#### Problem statement:
Repeat the lines below exactly as they appear, but leave out the images.

#### Record list:
· · · · · · ·

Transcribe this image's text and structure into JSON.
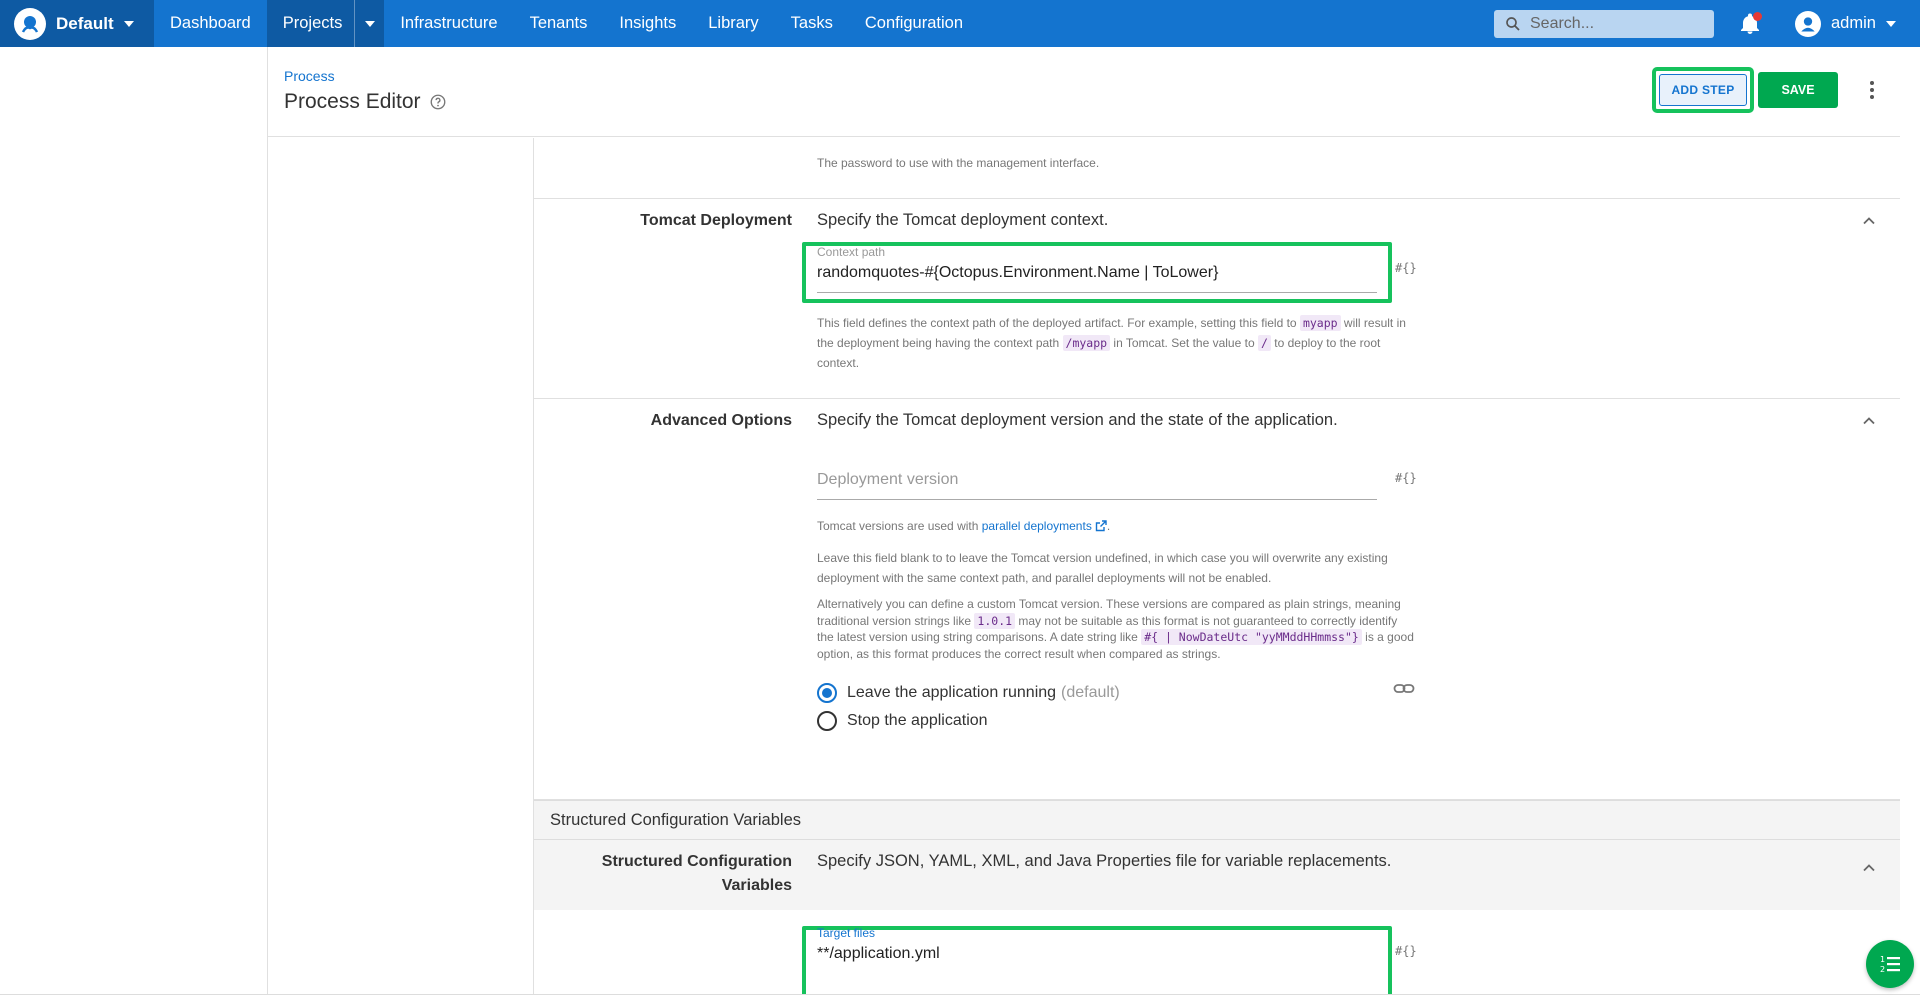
{
  "topbar": {
    "space": "Default",
    "nav": [
      "Dashboard",
      "Projects",
      "Infrastructure",
      "Tenants",
      "Insights",
      "Library",
      "Tasks",
      "Configuration"
    ],
    "search_placeholder": "Search...",
    "user": "admin"
  },
  "header": {
    "breadcrumb": "Process",
    "title": "Process Editor",
    "add_step_label": "ADD STEP",
    "save_label": "SAVE"
  },
  "password_section": {
    "help": "The password to use with the management interface."
  },
  "tomcat_deployment": {
    "label": "Tomcat Deployment",
    "description": "Specify the Tomcat deployment context.",
    "field_label": "Context path",
    "field_value": "randomquotes-#{Octopus.Environment.Name | ToLower}",
    "help_1": "This field defines the context path of the deployed artifact. For example, setting this field to",
    "code_1": "myapp",
    "help_2": "will result in the deployment being having the context path",
    "code_2": "/myapp",
    "help_3": "in Tomcat. Set the value to",
    "code_3": "/",
    "help_4": "to deploy to the root context."
  },
  "advanced_options": {
    "label": "Advanced Options",
    "description": "Specify the Tomcat deployment version and the state of the application.",
    "field_placeholder": "Deployment version",
    "versions_prefix": "Tomcat versions are used with",
    "versions_link": "parallel deployments",
    "versions_suffix": ".",
    "para_blank": "Leave this field blank to to leave the Tomcat version undefined, in which case you will overwrite any existing deployment with the same context path, and parallel deployments will not be enabled.",
    "alt_1": "Alternatively you can define a custom Tomcat version. These versions are compared as plain strings, meaning traditional version strings like",
    "alt_code_1": "1.0.1",
    "alt_2": "may not be suitable as this format is not guaranteed to correctly identify the latest version using string comparisons. A date string like",
    "alt_code_2": "#{ | NowDateUtc \"yyMMddHHmmss\"}",
    "alt_3": "is a good option, as this format produces the correct result when compared as strings.",
    "radio_running": "Leave the application running",
    "radio_running_suffix": "(default)",
    "radio_stop": "Stop the application"
  },
  "structured_config": {
    "group_title": "Structured Configuration Variables",
    "label": "Structured Configuration Variables",
    "description": "Specify JSON, YAML, XML, and Java Properties file for variable replacements.",
    "field_label": "Target files",
    "field_value": "**/application.yml"
  },
  "icons": {
    "hash": "#{}"
  }
}
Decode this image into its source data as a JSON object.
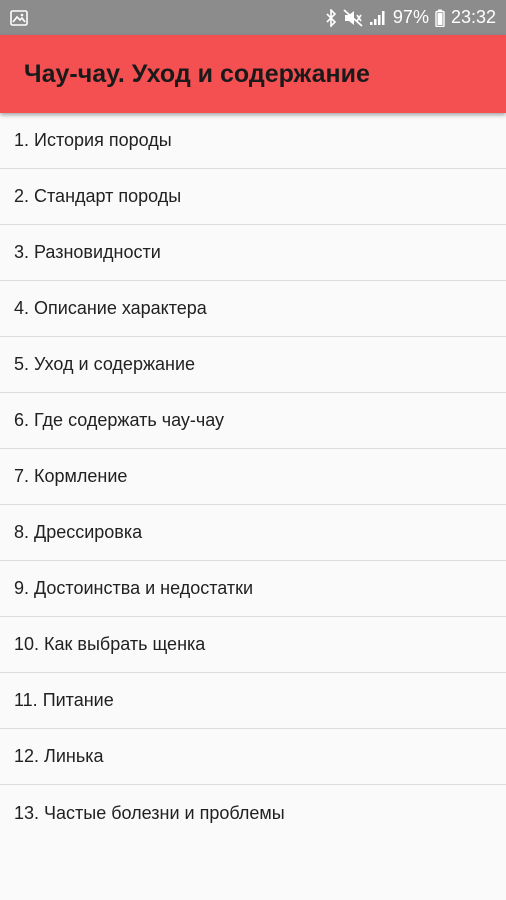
{
  "status_bar": {
    "battery_percent": "97%",
    "time": "23:32",
    "icons": [
      "gallery-icon",
      "bluetooth-icon",
      "mute-icon",
      "signal-icon",
      "battery-icon"
    ]
  },
  "app_bar": {
    "title": "Чау-чау. Уход и содержание",
    "background_color": "#f45052"
  },
  "menu": {
    "items": [
      {
        "label": "1. История породы"
      },
      {
        "label": "2. Стандарт породы"
      },
      {
        "label": "3. Разновидности"
      },
      {
        "label": "4. Описание характера"
      },
      {
        "label": "5. Уход и содержание"
      },
      {
        "label": "6. Где содержать чау-чау"
      },
      {
        "label": "7. Кормление"
      },
      {
        "label": "8. Дрессировка"
      },
      {
        "label": "9. Достоинства и недостатки"
      },
      {
        "label": "10. Как выбрать щенка"
      },
      {
        "label": "11. Питание"
      },
      {
        "label": "12. Линька"
      },
      {
        "label": "13. Частые болезни и проблемы"
      }
    ]
  }
}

· · · · · · ·

#### Answer for this exercise:
Transcribe this image's text and structure into JSON.
{
  "topbar": {
    "space": "Default",
    "nav": [
      "Dashboard",
      "Projects",
      "Infrastructure",
      "Tenants",
      "Insights",
      "Library",
      "Tasks",
      "Configuration"
    ],
    "search_placeholder": "Search...",
    "user": "admin"
  },
  "header": {
    "breadcrumb": "Process",
    "title": "Process Editor",
    "add_step_label": "ADD STEP",
    "save_label": "SAVE"
  },
  "password_section": {
    "help": "The password to use with the management interface."
  },
  "tomcat_deployment": {
    "label": "Tomcat Deployment",
    "description": "Specify the Tomcat deployment context.",
    "field_label": "Context path",
    "field_value": "randomquotes-#{Octopus.Environment.Name | ToLower}",
    "help_1": "This field defines the context path of the deployed artifact. For example, setting this field to",
    "code_1": "myapp",
    "help_2": "will result in the deployment being having the context path",
    "code_2": "/myapp",
    "help_3": "in Tomcat. Set the value to",
    "code_3": "/",
    "help_4": "to deploy to the root context."
  },
  "advanced_options": {
    "label": "Advanced Options",
    "description": "Specify the Tomcat deployment version and the state of the application.",
    "field_placeholder": "Deployment version",
    "versions_prefix": "Tomcat versions are used with",
    "versions_link": "parallel deployments",
    "versions_suffix": ".",
    "para_blank": "Leave this field blank to to leave the Tomcat version undefined, in which case you will overwrite any existing deployment with the same context path, and parallel deployments will not be enabled.",
    "alt_1": "Alternatively you can define a custom Tomcat version. These versions are compared as plain strings, meaning traditional version strings like",
    "alt_code_1": "1.0.1",
    "alt_2": "may not be suitable as this format is not guaranteed to correctly identify the latest version using string comparisons. A date string like",
    "alt_code_2": "#{ | NowDateUtc \"yyMMddHHmmss\"}",
    "alt_3": "is a good option, as this format produces the correct result when compared as strings.",
    "radio_running": "Leave the application running",
    "radio_running_suffix": "(default)",
    "radio_stop": "Stop the application"
  },
  "structured_config": {
    "group_title": "Structured Configuration Variables",
    "label": "Structured Configuration Variables",
    "description": "Specify JSON, YAML, XML, and Java Properties file for variable replacements.",
    "field_label": "Target files",
    "field_value": "**/application.yml"
  },
  "icons": {
    "hash": "#{}"
  }
}
Decode this image into its source data as a JSON object.
{
  "status_bar": {
    "battery_percent": "97%",
    "time": "23:32",
    "icons": [
      "gallery-icon",
      "bluetooth-icon",
      "mute-icon",
      "signal-icon",
      "battery-icon"
    ]
  },
  "app_bar": {
    "title": "Чау-чау. Уход и содержание",
    "background_color": "#f45052"
  },
  "menu": {
    "items": [
      {
        "label": "1. История породы"
      },
      {
        "label": "2. Стандарт породы"
      },
      {
        "label": "3. Разновидности"
      },
      {
        "label": "4. Описание характера"
      },
      {
        "label": "5. Уход и содержание"
      },
      {
        "label": "6. Где содержать чау-чау"
      },
      {
        "label": "7. Кормление"
      },
      {
        "label": "8. Дрессировка"
      },
      {
        "label": "9. Достоинства и недостатки"
      },
      {
        "label": "10. Как выбрать щенка"
      },
      {
        "label": "11. Питание"
      },
      {
        "label": "12. Линька"
      },
      {
        "label": "13. Частые болезни и проблемы"
      }
    ]
  }
}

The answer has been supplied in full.